## What is needed
Using the listing below, determine the count of lines with the word "this" and reply only with it.

## Data under study
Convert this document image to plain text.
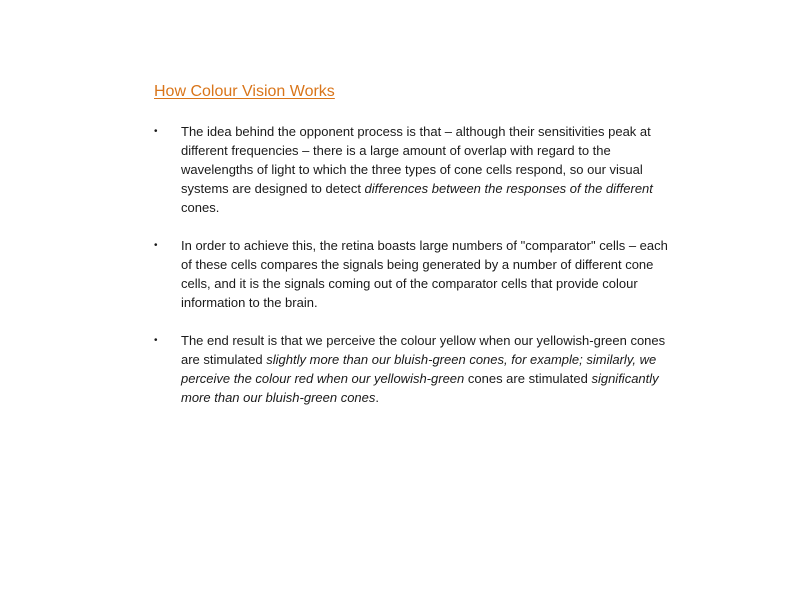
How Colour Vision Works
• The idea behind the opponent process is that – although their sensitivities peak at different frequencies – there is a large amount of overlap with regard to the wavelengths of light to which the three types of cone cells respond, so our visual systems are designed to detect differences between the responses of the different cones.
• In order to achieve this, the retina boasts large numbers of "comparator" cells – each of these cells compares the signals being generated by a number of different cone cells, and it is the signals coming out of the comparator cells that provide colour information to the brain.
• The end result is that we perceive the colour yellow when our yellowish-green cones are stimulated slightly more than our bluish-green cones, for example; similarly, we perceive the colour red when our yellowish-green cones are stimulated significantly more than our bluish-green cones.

--

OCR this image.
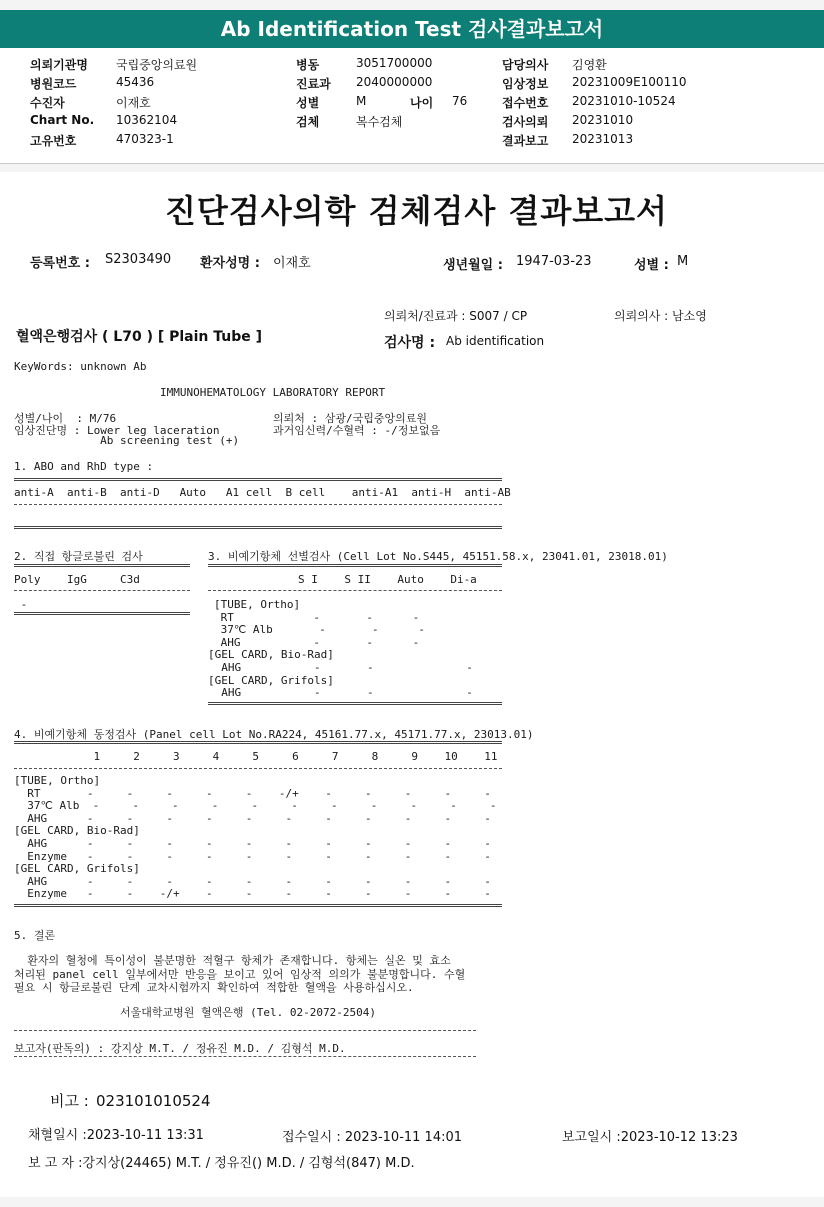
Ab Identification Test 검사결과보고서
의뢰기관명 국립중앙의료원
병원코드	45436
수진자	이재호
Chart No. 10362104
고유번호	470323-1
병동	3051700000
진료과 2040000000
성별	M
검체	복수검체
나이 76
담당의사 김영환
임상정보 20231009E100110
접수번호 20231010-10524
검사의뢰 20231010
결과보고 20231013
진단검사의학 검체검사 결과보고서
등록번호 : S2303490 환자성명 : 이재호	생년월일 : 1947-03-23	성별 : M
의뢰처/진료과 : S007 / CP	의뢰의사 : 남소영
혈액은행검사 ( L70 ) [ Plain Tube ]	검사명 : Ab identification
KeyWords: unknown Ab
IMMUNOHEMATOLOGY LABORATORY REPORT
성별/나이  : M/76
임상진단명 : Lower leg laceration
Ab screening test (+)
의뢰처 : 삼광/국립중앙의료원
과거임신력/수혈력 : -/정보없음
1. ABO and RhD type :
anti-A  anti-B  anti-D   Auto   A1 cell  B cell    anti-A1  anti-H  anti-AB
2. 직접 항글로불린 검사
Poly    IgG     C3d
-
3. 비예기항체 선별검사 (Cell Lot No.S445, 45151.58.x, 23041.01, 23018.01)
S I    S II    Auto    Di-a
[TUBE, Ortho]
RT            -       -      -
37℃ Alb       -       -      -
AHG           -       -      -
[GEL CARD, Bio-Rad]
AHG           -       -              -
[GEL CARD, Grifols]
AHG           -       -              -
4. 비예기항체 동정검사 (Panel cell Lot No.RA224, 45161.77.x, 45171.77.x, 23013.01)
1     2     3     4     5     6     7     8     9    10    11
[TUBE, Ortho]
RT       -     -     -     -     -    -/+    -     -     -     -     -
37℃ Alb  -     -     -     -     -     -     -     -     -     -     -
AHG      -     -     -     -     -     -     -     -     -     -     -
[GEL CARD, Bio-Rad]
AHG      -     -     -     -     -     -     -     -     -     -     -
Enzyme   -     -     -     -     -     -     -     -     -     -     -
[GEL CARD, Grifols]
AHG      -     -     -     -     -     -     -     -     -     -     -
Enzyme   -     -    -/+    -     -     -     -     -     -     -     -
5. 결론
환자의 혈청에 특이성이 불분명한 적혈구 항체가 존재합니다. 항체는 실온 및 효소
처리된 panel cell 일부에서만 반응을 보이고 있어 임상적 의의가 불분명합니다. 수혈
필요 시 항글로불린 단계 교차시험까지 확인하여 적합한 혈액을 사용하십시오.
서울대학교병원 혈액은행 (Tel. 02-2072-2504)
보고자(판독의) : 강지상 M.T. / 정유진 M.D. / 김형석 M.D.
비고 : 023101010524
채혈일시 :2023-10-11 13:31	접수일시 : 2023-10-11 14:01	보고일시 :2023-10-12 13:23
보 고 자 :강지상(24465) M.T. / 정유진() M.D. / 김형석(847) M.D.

## Exercise result
3